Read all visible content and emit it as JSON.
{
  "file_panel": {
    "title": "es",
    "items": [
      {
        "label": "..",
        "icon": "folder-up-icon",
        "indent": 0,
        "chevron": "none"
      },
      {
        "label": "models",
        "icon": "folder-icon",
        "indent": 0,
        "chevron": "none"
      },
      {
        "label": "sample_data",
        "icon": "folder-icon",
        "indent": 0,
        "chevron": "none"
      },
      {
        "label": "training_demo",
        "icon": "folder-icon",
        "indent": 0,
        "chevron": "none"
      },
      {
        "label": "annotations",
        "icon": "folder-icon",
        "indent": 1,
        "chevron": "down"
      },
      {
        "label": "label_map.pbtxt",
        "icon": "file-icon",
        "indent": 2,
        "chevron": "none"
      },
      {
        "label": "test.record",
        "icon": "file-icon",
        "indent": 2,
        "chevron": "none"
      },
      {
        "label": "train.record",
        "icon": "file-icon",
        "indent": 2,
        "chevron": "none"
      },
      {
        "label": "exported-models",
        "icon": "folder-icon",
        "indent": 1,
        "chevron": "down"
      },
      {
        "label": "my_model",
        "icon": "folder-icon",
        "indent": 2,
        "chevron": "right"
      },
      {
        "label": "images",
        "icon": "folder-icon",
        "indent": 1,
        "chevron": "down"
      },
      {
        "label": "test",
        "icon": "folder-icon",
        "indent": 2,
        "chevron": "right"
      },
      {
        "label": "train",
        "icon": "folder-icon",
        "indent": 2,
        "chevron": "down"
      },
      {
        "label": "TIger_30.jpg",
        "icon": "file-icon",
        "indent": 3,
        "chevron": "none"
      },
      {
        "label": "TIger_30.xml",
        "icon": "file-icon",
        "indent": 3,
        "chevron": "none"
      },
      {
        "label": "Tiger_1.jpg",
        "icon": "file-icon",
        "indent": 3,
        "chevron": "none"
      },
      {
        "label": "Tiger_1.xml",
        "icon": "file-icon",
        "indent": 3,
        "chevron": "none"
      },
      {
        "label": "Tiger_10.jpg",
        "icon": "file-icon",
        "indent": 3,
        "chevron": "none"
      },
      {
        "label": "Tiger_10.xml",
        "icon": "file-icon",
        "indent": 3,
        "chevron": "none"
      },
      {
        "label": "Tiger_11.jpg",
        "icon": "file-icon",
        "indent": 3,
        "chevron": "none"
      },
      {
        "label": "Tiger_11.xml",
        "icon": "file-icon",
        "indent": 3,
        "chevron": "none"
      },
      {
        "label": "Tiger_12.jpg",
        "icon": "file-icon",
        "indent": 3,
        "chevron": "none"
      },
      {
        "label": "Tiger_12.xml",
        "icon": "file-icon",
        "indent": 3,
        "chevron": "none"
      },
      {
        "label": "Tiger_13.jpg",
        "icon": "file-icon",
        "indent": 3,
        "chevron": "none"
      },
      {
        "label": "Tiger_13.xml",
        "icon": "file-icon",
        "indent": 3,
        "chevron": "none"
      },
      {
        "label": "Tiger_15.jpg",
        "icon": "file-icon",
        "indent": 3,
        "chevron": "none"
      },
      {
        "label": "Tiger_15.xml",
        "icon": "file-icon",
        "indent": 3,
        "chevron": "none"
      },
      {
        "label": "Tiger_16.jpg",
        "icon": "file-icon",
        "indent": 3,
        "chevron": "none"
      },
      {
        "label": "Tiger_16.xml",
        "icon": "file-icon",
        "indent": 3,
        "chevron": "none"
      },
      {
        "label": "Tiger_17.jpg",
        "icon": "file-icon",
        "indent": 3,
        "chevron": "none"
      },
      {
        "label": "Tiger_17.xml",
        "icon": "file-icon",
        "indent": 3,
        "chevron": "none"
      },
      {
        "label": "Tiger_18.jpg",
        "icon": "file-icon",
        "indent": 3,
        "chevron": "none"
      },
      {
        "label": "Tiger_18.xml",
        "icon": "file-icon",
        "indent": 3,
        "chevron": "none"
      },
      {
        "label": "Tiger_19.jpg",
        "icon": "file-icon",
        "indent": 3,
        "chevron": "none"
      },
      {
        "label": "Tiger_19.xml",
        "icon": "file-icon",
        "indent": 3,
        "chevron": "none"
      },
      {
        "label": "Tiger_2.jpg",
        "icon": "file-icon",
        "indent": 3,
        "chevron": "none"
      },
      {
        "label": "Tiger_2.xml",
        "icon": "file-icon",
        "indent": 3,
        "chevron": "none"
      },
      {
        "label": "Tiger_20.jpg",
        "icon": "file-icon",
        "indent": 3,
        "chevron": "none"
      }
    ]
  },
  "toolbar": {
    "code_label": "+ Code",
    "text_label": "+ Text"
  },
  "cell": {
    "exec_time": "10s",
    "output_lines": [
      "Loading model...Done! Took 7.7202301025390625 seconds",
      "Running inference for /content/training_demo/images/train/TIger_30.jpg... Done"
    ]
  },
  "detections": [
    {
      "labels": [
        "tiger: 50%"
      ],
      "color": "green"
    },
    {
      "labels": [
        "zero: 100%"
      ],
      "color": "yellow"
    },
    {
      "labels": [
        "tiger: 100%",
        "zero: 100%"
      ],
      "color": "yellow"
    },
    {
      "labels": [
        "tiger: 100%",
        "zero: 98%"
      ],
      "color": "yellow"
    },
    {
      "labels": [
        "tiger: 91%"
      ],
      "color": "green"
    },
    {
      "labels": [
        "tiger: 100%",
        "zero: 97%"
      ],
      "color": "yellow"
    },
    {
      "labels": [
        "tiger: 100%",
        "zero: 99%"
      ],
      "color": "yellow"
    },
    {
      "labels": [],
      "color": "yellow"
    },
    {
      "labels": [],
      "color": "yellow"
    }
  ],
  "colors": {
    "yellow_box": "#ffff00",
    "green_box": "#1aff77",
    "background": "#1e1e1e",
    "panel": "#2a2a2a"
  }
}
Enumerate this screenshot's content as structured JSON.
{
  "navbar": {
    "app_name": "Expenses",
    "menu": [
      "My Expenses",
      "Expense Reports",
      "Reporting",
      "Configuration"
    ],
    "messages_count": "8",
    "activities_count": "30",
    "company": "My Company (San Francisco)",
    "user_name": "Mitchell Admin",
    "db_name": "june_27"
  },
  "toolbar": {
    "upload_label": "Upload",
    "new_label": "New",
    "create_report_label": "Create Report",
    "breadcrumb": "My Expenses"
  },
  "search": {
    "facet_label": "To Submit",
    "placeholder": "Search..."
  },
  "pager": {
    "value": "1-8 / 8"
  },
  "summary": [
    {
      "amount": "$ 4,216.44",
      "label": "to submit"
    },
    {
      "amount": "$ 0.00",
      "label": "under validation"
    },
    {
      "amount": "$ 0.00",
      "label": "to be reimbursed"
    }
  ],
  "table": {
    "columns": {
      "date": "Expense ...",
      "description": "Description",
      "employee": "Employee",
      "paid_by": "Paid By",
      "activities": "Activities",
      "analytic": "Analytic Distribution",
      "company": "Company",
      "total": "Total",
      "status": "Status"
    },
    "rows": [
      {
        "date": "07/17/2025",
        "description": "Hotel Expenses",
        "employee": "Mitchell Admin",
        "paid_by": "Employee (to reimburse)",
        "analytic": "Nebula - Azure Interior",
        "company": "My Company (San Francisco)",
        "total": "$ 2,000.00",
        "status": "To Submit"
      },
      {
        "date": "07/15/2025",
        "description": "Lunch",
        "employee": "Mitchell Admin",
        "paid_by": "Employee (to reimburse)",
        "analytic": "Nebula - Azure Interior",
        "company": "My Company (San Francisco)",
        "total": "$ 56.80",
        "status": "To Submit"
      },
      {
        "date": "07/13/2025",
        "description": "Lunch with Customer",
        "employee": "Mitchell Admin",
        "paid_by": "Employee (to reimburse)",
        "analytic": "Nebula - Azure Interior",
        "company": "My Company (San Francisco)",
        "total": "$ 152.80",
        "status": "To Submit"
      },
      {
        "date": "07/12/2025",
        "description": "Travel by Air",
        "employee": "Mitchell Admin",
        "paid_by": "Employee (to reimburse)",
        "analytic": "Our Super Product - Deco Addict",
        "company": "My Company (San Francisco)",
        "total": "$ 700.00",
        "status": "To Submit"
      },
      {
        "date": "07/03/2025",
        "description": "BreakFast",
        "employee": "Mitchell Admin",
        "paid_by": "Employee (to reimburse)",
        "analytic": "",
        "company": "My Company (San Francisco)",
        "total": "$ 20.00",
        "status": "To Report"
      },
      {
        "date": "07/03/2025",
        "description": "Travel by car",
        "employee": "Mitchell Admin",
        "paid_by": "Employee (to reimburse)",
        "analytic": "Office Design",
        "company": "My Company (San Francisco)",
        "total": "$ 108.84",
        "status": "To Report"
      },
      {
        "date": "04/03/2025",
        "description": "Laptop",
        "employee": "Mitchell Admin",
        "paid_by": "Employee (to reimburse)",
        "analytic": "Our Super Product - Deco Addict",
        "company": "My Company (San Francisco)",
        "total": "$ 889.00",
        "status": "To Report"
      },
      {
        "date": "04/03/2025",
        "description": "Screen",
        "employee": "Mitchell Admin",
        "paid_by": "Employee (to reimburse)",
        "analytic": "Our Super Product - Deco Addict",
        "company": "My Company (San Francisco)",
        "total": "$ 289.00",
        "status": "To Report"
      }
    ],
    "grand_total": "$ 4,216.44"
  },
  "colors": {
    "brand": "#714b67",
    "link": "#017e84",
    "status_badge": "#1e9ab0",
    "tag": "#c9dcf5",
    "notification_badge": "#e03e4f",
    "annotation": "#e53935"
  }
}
◇ ◇ ◇
_DIRECTION_
Copy whichever lines in the listing above contain the word "Done".

_COMPLETE OUTPUT_
      "Loading model...Done! Took 7.7202301025390625 seconds",
      "Running inference for /content/training_demo/images/train/TIger_30.jpg... Done"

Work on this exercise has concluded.